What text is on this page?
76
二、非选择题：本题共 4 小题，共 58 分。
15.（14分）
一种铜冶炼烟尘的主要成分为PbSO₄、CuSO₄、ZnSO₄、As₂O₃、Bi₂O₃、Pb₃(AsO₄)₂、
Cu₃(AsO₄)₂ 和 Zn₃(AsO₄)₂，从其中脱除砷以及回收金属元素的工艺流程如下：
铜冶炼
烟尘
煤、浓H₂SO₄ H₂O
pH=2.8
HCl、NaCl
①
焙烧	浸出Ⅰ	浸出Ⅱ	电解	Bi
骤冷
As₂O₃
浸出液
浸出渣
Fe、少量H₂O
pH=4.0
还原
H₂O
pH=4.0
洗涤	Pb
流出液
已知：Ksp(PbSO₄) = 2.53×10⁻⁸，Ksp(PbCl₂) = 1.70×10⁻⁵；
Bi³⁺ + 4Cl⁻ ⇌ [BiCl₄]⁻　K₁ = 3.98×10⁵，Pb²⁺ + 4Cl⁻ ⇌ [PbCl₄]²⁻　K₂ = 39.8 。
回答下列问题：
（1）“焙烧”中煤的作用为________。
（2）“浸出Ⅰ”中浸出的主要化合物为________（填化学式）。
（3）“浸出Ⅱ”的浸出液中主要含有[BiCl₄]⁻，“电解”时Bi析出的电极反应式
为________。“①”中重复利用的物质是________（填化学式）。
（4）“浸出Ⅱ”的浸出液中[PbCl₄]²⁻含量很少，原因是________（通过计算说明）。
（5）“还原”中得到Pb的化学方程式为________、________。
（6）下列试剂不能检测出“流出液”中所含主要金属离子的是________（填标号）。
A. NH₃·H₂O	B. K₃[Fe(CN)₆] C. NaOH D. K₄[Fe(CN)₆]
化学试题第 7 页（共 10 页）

# # # # #

• **To do**
Please output the complete data exactly.

• **Response to this exercise**
What text is on this page?
76
二、非选择题：本题共 4 小题，共 58 分。
15.（14分）
一种铜冶炼烟尘的主要成分为PbSO₄、CuSO₄、ZnSO₄、As₂O₃、Bi₂O₃、Pb₃(AsO₄)₂、
Cu₃(AsO₄)₂ 和 Zn₃(AsO₄)₂，从其中脱除砷以及回收金属元素的工艺流程如下：
铜冶炼
烟尘
煤、浓H₂SO₄ H₂O
pH=2.8
HCl、NaCl
①
焙烧	浸出Ⅰ	浸出Ⅱ	电解	Bi
骤冷
As₂O₃
浸出液
浸出渣
Fe、少量H₂O
pH=4.0
还原
H₂O
pH=4.0
洗涤	Pb
流出液
已知：Ksp(PbSO₄) = 2.53×10⁻⁸，Ksp(PbCl₂) = 1.70×10⁻⁵；
Bi³⁺ + 4Cl⁻ ⇌ [BiCl₄]⁻　K₁ = 3.98×10⁵，Pb²⁺ + 4Cl⁻ ⇌ [PbCl₄]²⁻　K₂ = 39.8 。
回答下列问题：
（1）“焙烧”中煤的作用为________。
（2）“浸出Ⅰ”中浸出的主要化合物为________（填化学式）。
（3）“浸出Ⅱ”的浸出液中主要含有[BiCl₄]⁻，“电解”时Bi析出的电极反应式
为________。“①”中重复利用的物质是________（填化学式）。
（4）“浸出Ⅱ”的浸出液中[PbCl₄]²⁻含量很少，原因是________（通过计算说明）。
（5）“还原”中得到Pb的化学方程式为________、________。
（6）下列试剂不能检测出“流出液”中所含主要金属离子的是________（填标号）。
A. NH₃·H₂O	B. K₃[Fe(CN)₆] C. NaOH D. K₄[Fe(CN)₆]
化学试题第 7 页（共 10 页）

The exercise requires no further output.